Dataset entries:
::::::

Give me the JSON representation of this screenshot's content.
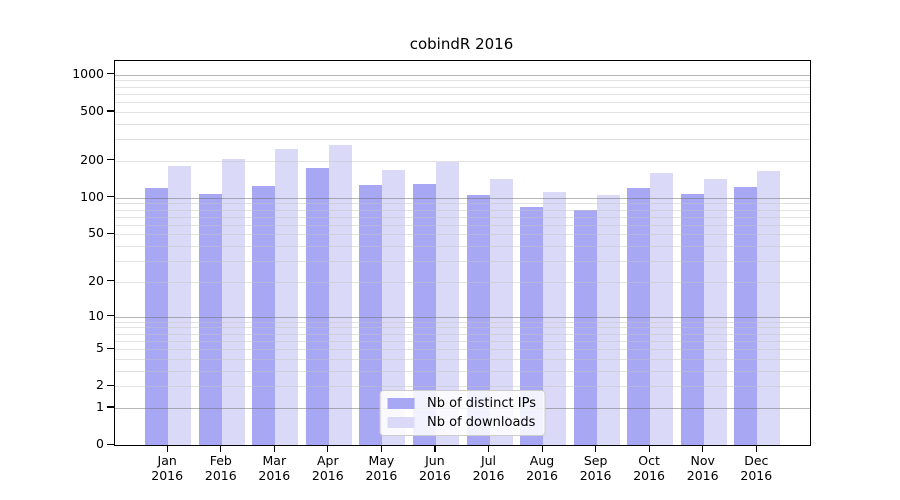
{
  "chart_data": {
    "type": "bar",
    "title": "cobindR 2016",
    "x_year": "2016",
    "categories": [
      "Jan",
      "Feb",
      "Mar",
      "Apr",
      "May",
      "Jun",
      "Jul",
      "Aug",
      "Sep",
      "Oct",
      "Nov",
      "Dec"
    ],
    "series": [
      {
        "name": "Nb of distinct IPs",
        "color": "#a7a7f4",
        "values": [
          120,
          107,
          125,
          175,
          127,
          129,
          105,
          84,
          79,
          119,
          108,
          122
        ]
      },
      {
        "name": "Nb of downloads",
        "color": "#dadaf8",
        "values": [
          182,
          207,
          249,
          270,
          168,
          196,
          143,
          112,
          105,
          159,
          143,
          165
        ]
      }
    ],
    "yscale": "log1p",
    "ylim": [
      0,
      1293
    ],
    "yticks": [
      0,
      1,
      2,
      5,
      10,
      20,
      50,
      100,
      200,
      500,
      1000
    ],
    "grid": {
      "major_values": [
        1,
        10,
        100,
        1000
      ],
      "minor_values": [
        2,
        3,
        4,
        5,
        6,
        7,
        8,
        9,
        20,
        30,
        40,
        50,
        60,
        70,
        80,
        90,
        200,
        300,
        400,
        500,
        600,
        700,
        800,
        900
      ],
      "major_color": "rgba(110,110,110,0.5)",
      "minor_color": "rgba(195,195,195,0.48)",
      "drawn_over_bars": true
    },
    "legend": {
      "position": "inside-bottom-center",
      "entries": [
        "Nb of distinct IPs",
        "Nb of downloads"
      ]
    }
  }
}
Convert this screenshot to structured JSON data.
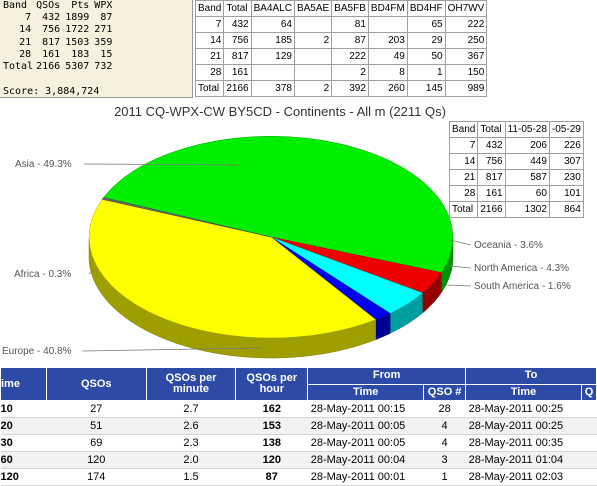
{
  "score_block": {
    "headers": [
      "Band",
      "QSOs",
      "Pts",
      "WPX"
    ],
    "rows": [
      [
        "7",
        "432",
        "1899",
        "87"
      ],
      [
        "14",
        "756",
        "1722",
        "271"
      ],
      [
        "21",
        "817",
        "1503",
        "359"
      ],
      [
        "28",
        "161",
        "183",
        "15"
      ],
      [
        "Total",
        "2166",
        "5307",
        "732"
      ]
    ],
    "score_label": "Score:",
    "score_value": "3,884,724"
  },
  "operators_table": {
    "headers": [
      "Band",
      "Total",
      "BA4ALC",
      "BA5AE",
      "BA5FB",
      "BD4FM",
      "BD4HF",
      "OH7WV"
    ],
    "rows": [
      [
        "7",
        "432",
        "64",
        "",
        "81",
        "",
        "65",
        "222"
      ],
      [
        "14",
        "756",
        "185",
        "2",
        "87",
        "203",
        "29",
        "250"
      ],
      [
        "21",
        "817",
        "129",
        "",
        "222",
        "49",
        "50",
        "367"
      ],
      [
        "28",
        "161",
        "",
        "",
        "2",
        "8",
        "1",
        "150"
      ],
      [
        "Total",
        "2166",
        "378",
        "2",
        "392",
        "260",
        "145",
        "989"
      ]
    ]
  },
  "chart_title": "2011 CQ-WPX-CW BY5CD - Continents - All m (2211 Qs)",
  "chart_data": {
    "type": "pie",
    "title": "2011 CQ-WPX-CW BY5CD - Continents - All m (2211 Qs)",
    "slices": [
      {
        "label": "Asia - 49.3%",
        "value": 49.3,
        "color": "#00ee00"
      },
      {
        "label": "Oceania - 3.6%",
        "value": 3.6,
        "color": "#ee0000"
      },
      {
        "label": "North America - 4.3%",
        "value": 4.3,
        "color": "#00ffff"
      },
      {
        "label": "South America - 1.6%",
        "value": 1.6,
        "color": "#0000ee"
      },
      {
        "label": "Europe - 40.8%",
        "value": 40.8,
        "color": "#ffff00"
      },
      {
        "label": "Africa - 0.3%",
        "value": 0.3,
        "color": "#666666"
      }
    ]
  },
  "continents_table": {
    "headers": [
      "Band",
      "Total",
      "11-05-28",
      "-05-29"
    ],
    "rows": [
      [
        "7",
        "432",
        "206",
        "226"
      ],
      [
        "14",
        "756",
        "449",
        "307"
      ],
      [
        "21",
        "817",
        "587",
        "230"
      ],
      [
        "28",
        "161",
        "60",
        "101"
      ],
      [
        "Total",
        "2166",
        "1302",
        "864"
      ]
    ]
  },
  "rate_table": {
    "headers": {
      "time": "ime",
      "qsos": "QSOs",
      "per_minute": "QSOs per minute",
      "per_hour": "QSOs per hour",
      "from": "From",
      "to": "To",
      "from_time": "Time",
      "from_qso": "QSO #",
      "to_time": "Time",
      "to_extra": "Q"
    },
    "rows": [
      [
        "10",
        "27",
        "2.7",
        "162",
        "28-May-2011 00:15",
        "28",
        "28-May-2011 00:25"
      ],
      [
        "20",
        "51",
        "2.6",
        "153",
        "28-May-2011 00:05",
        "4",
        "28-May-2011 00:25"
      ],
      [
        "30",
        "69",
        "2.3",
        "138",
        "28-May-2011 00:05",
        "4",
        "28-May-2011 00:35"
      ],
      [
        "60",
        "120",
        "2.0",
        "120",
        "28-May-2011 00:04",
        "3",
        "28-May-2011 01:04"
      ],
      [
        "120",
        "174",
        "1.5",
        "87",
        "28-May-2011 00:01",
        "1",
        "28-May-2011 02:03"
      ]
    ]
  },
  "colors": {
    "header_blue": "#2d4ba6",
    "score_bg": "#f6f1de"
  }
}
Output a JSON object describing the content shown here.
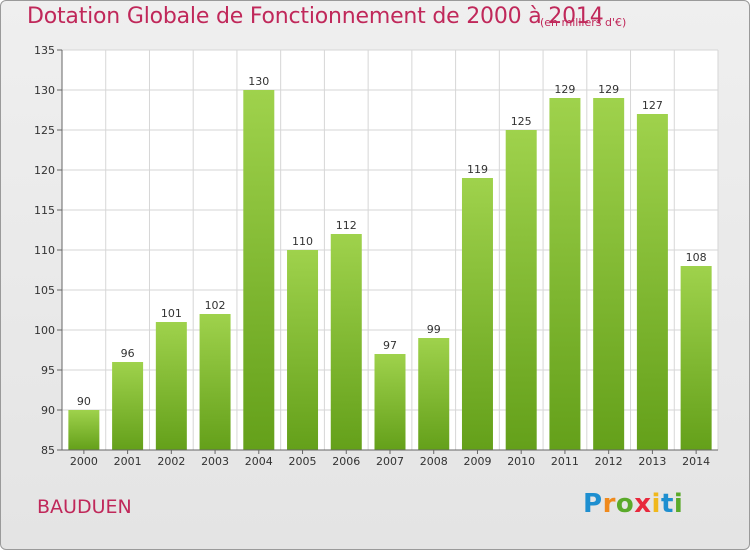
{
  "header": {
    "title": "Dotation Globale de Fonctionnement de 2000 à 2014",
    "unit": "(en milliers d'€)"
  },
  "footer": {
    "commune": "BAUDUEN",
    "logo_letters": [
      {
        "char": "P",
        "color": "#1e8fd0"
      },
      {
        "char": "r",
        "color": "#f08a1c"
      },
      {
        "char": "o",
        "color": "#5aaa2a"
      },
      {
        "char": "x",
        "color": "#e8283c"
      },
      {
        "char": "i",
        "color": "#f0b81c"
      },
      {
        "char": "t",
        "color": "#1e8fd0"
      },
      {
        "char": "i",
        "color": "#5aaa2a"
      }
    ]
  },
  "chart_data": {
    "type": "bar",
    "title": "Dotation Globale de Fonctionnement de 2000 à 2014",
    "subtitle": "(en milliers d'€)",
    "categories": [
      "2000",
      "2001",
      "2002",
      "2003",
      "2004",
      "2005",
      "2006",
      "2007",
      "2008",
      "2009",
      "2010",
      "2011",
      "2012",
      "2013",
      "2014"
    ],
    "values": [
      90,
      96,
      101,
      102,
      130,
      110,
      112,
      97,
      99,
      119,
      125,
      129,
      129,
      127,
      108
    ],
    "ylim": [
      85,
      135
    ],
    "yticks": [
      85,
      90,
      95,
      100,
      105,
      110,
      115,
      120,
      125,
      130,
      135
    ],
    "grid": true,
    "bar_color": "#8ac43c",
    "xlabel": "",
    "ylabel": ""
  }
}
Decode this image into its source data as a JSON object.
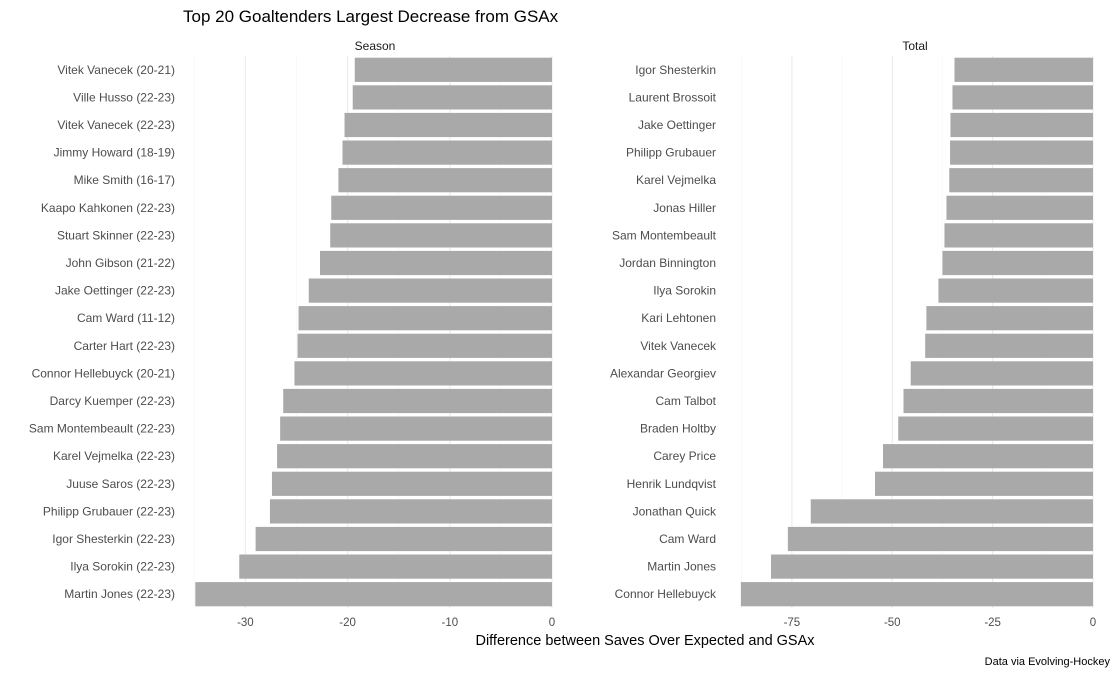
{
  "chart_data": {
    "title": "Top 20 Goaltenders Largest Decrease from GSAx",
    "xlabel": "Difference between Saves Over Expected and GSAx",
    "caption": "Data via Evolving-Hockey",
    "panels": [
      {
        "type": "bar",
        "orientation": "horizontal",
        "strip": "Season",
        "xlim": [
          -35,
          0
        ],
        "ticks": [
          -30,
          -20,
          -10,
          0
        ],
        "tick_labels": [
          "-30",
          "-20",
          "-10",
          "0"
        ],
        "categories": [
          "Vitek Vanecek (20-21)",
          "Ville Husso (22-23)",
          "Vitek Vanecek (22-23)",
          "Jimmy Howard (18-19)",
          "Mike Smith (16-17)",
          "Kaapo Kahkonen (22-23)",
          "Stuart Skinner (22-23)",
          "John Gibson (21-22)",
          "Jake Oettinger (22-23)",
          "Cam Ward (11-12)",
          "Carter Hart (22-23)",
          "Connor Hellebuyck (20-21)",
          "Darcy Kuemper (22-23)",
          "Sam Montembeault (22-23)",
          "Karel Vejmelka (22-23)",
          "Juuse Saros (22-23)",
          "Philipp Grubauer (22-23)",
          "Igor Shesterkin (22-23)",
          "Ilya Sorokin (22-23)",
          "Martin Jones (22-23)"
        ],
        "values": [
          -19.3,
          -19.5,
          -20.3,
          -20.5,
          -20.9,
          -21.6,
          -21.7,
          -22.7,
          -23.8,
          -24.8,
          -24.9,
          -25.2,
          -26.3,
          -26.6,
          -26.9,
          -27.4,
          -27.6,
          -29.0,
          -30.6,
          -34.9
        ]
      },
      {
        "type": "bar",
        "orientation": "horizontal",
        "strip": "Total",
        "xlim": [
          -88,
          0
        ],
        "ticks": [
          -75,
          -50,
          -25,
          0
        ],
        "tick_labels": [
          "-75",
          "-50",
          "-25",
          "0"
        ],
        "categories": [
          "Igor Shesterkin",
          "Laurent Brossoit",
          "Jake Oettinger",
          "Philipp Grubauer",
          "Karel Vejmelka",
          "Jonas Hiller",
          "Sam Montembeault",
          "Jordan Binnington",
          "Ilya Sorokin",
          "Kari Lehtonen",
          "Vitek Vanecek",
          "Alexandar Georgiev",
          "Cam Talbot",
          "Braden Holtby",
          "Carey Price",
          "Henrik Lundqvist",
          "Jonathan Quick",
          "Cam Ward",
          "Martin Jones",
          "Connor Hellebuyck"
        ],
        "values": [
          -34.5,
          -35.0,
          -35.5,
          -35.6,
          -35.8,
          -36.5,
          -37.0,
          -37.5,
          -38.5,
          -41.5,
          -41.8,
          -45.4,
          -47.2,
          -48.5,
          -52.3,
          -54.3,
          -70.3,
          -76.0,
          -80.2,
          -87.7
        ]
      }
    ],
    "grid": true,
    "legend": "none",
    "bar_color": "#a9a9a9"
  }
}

::::::

YOUR OBJECTIVE: Work out how many lines of the listing above include the word "milliers". Report only the number.

WRITTEN RESPONSE: 2